- Problem description:
Scan the material below for the string "Preference", and copy every line where it shows up.

— begin —

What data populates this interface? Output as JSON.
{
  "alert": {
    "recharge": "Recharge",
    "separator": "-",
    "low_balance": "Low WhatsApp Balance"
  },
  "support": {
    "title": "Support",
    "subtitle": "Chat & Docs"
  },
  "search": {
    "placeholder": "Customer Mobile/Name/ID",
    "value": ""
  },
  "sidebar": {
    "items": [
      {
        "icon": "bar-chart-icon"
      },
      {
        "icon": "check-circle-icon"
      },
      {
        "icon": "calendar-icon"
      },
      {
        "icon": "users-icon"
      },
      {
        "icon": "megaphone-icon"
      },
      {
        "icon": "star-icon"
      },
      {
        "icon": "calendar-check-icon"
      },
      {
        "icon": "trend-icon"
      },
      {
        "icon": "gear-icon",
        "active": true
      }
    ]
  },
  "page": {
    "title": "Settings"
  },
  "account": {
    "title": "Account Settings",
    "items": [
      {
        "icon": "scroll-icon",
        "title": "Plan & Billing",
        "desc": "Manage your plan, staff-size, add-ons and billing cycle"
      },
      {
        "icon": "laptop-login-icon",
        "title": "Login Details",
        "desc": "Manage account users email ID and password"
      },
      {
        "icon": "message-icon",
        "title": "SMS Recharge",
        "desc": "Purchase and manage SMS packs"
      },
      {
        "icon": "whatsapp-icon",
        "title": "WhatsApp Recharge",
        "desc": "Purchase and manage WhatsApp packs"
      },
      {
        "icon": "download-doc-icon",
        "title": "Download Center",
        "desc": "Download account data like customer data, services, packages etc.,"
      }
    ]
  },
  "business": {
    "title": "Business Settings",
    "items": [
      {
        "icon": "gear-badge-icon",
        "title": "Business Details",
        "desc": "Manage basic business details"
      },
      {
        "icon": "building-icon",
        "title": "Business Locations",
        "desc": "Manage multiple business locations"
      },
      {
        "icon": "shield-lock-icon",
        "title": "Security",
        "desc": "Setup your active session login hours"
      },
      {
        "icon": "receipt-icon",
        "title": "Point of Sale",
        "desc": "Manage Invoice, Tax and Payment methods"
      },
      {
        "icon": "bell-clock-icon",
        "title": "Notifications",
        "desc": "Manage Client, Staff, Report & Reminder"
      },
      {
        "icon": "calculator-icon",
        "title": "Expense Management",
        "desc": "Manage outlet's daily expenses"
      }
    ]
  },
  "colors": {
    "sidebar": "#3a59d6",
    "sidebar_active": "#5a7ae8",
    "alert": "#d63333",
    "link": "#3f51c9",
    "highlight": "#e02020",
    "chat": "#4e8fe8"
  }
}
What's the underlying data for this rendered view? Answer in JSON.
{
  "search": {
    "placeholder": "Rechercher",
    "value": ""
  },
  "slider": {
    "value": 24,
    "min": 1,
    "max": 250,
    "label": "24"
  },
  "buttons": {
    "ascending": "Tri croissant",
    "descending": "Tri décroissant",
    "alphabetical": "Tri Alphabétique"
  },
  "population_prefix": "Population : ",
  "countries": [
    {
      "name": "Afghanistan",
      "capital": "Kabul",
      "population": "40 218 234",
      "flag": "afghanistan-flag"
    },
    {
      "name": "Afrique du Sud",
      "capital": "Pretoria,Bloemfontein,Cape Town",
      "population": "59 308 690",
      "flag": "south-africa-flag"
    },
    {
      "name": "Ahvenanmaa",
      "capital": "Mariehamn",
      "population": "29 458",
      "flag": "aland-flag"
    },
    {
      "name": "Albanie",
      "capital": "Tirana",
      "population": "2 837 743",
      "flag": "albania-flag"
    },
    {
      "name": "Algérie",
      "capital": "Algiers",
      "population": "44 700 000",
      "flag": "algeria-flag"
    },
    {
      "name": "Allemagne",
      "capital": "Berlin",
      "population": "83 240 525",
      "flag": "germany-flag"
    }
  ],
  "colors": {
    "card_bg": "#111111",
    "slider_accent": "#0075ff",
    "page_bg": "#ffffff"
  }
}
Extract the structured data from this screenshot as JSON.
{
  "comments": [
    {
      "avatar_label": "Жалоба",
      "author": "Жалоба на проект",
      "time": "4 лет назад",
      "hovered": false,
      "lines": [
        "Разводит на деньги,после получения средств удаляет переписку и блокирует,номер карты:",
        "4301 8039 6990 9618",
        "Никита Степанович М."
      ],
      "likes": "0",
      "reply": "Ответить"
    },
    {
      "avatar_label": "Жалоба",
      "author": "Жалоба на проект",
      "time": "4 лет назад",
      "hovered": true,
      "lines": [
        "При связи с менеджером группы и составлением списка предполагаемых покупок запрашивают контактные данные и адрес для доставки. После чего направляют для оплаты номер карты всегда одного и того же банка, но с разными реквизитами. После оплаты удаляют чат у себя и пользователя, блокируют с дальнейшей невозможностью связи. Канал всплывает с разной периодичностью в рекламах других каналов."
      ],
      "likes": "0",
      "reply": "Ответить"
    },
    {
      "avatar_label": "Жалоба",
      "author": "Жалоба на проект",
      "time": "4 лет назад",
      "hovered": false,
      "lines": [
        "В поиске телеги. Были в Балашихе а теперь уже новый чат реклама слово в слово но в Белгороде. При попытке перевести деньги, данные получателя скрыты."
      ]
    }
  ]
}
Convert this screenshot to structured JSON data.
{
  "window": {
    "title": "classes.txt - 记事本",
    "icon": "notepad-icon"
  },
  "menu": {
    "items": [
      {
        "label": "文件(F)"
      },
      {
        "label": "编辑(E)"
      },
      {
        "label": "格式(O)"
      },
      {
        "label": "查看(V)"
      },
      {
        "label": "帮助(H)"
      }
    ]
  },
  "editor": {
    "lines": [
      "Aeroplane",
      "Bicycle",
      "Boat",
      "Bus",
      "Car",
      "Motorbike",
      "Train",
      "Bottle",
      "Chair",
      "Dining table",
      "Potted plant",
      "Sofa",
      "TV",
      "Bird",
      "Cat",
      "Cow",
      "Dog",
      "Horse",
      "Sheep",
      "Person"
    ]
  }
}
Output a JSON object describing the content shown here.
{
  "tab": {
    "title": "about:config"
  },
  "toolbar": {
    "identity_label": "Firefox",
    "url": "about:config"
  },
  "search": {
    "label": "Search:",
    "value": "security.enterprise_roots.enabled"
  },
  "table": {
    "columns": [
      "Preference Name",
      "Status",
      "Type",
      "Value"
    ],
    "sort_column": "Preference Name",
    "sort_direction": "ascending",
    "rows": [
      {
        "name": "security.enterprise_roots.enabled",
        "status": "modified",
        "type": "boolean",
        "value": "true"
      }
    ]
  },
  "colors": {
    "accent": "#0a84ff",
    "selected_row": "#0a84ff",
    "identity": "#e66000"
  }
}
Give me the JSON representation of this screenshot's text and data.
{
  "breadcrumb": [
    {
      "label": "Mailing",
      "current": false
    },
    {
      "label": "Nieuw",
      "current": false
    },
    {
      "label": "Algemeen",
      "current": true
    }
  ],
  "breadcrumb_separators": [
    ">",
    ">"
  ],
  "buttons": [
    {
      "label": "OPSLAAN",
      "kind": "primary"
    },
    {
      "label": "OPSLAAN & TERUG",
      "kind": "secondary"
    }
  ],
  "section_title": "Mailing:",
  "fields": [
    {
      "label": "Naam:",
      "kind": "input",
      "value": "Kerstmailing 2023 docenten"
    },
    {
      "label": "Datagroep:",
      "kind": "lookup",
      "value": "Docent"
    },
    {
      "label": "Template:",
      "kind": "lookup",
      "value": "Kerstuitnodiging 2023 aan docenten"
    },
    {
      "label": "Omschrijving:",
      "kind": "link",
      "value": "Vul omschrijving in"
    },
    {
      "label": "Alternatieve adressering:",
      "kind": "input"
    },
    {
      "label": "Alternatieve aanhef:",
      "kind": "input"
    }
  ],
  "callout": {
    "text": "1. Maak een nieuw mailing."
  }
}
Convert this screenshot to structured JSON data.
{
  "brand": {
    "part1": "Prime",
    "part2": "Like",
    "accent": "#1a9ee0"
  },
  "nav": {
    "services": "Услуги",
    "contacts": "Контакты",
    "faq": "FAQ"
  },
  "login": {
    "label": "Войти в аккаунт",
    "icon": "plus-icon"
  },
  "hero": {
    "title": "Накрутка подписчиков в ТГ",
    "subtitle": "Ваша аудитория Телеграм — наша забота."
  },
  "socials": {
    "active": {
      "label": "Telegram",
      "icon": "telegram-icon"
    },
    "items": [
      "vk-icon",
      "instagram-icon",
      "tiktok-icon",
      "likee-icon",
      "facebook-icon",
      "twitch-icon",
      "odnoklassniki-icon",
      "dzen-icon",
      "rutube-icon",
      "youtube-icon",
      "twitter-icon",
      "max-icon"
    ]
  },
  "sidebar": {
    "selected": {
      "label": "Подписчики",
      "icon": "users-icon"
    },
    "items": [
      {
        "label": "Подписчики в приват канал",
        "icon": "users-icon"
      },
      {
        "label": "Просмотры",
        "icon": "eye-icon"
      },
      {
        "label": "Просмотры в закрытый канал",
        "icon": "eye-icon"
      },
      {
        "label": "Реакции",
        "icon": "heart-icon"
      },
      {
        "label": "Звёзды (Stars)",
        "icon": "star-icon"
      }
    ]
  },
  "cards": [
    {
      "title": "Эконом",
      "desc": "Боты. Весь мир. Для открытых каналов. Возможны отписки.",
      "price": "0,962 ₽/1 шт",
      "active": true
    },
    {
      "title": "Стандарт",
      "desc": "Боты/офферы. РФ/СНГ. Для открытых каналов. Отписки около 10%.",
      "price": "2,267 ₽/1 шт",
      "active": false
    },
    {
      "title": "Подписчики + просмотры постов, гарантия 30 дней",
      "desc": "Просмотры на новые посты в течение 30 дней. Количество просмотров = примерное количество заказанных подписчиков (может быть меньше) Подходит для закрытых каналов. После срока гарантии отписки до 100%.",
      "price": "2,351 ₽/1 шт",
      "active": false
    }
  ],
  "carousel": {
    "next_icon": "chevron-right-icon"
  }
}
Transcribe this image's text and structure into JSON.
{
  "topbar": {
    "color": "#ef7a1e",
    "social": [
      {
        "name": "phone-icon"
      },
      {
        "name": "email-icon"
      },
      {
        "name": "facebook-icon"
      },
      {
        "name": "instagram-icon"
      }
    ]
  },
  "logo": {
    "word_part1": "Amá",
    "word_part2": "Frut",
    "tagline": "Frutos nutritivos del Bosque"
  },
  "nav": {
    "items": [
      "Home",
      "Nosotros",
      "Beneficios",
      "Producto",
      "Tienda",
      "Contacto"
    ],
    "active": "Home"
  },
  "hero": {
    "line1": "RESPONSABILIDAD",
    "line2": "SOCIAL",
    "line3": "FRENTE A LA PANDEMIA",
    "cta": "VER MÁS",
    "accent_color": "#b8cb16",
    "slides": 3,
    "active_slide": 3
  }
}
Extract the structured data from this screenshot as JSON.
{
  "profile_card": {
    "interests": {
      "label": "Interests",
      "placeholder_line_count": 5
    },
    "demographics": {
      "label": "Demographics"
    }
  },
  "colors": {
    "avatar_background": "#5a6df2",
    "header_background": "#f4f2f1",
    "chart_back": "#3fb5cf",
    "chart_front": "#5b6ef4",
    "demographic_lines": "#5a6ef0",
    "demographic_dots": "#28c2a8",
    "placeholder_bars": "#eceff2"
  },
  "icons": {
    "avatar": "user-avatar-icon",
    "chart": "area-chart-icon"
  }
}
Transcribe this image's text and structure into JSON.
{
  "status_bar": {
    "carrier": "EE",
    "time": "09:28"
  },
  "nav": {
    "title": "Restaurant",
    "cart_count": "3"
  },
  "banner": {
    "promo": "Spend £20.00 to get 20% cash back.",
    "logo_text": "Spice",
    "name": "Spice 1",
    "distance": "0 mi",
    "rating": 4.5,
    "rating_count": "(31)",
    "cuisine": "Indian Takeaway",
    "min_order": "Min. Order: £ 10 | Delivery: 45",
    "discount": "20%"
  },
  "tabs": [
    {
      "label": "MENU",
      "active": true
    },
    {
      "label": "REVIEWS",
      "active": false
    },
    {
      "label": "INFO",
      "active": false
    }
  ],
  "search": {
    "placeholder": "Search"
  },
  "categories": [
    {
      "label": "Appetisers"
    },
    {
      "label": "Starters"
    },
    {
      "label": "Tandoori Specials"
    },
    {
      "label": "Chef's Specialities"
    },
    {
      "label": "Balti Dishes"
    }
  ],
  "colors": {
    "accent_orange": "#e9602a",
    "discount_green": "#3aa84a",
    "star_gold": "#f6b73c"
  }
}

— end —

- Complete response:
      "Preference Name",
    "sort_column": "Preference Name",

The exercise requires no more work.